> What you have to do:
Copy out every record below exactly as written, but leave out any pictures.

> Dataset content:
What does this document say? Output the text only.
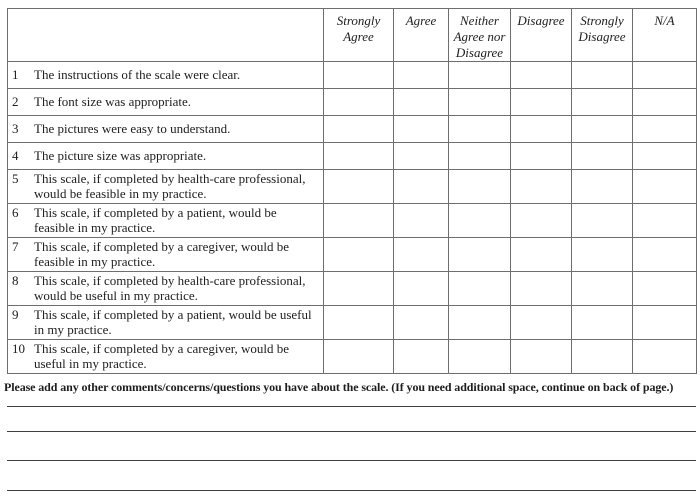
	Strongly Agree	Agree	Neither Agree nor Disagree	Disagree	Strongly Disagree	N/A

1 The instructions of the scale were clear.						

2 The font size was appropriate.						

3 The pictures were easy to understand.						

4 The picture size was appropriate.						

5 This scale, if completed by health-care professional, would be feasible in my practice.						

6 This scale, if completed by a patient, would be feasible in my practice.						

7 This scale, if completed by a caregiver, would be feasible in my practice.						

8 This scale, if completed by health-care professional, would be useful in my practice.						

9 This scale, if completed by a patient, would be useful in my practice.						

10 This scale, if completed by a caregiver, would be useful in my practice.						

Please add any other comments/concerns/questions you have about the scale. (If you need additional space, continue on back of page.)
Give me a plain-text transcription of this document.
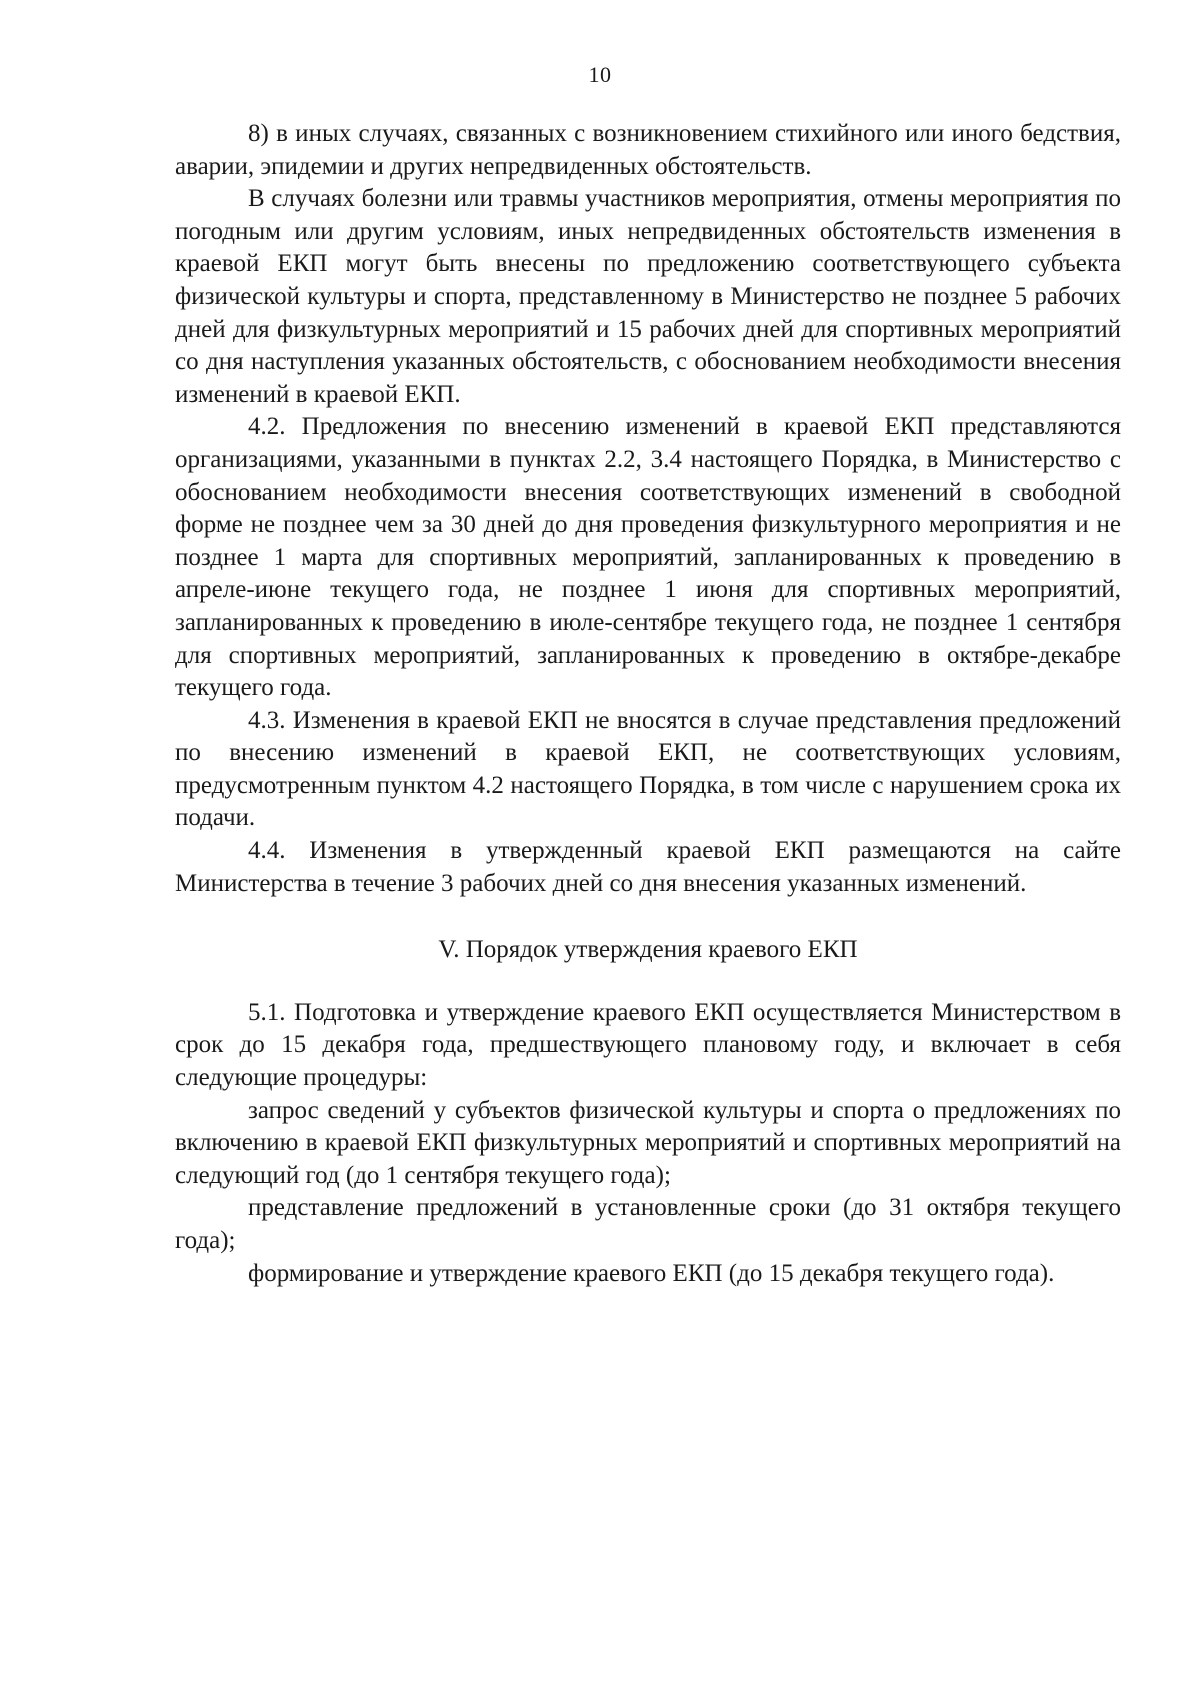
10

8) в иных случаях, связанных с возникновением стихийного или иного бедствия, аварии, эпидемии и других непредвиденных обстоятельств.

В случаях болезни или травмы участников мероприятия, отмены мероприятия по погодным или другим условиям, иных непредвиденных обстоятельств изменения в краевой ЕКП могут быть внесены по предложению соответствующего субъекта физической культуры и спорта, представленному в Министерство не позднее 5 рабочих дней для физкультурных мероприятий и 15 рабочих дней для спортивных мероприятий со дня наступления указанных обстоятельств, с обоснованием необходимости внесения изменений в краевой ЕКП.

4.2. Предложения по внесению изменений в краевой ЕКП представляются организациями, указанными в пунктах 2.2, 3.4 настоящего Порядка, в Министерство с обоснованием необходимости внесения соответствующих изменений в свободной форме не позднее чем за 30 дней до дня проведения физкультурного мероприятия и не позднее 1 марта для спортивных мероприятий, запланированных к проведению в апреле-июне текущего года, не позднее 1 июня для спортивных мероприятий, запланированных к проведению в июле-сентябре текущего года, не позднее 1 сентября для спортивных мероприятий, запланированных к проведению в октябре-декабре текущего года.

4.3. Изменения в краевой ЕКП не вносятся в случае представления предложений по внесению изменений в краевой ЕКП, не соответствующих условиям, предусмотренным пунктом 4.2 настоящего Порядка, в том числе с нарушением срока их подачи.

4.4. Изменения в утвержденный краевой ЕКП размещаются на сайте Министерства в течение 3 рабочих дней со дня внесения указанных изменений.

V. Порядок утверждения краевого ЕКП

5.1. Подготовка и утверждение краевого ЕКП осуществляется Министерством в срок до 15 декабря года, предшествующего плановому году, и включает в себя следующие процедуры:

запрос сведений у субъектов физической культуры и спорта о предложениях по включению в краевой ЕКП физкультурных мероприятий и спортивных мероприятий на следующий год (до 1 сентября текущего года);

представление предложений в установленные сроки (до 31 октября текущего года);

формирование и утверждение краевого ЕКП (до 15 декабря текущего года).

> Answer for this exercise:
What does this document say? Output the text only.
	Strongly Agree	Agree	Neither Agree nor Disagree	Disagree	Strongly Disagree	N/A

1 The instructions of the scale were clear.						

2 The font size was appropriate.						

3 The pictures were easy to understand.						

4 The picture size was appropriate.						

5 This scale, if completed by health-care professional, would be feasible in my practice.						

6 This scale, if completed by a patient, would be feasible in my practice.						

7 This scale, if completed by a caregiver, would be feasible in my practice.						

8 This scale, if completed by health-care professional, would be useful in my practice.						

9 This scale, if completed by a patient, would be useful in my practice.						

10 This scale, if completed by a caregiver, would be useful in my practice.						

Please add any other comments/concerns/questions you have about the scale. (If you need additional space, continue on back of page.)
Give me a plain-text transcription of this document.
10

8) в иных случаях, связанных с возникновением стихийного или иного бедствия, аварии, эпидемии и других непредвиденных обстоятельств.

В случаях болезни или травмы участников мероприятия, отмены мероприятия по погодным или другим условиям, иных непредвиденных обстоятельств изменения в краевой ЕКП могут быть внесены по предложению соответствующего субъекта физической культуры и спорта, представленному в Министерство не позднее 5 рабочих дней для физкультурных мероприятий и 15 рабочих дней для спортивных мероприятий со дня наступления указанных обстоятельств, с обоснованием необходимости внесения изменений в краевой ЕКП.

4.2. Предложения по внесению изменений в краевой ЕКП представляются организациями, указанными в пунктах 2.2, 3.4 настоящего Порядка, в Министерство с обоснованием необходимости внесения соответствующих изменений в свободной форме не позднее чем за 30 дней до дня проведения физкультурного мероприятия и не позднее 1 марта для спортивных мероприятий, запланированных к проведению в апреле-июне текущего года, не позднее 1 июня для спортивных мероприятий, запланированных к проведению в июле-сентябре текущего года, не позднее 1 сентября для спортивных мероприятий, запланированных к проведению в октябре-декабре текущего года.

4.3. Изменения в краевой ЕКП не вносятся в случае представления предложений по внесению изменений в краевой ЕКП, не соответствующих условиям, предусмотренным пунктом 4.2 настоящего Порядка, в том числе с нарушением срока их подачи.

4.4. Изменения в утвержденный краевой ЕКП размещаются на сайте Министерства в течение 3 рабочих дней со дня внесения указанных изменений.

V. Порядок утверждения краевого ЕКП

5.1. Подготовка и утверждение краевого ЕКП осуществляется Министерством в срок до 15 декабря года, предшествующего плановому году, и включает в себя следующие процедуры:

запрос сведений у субъектов физической культуры и спорта о предложениях по включению в краевой ЕКП физкультурных мероприятий и спортивных мероприятий на следующий год (до 1 сентября текущего года);

представление предложений в установленные сроки (до 31 октября текущего года);

формирование и утверждение краевого ЕКП (до 15 декабря текущего года).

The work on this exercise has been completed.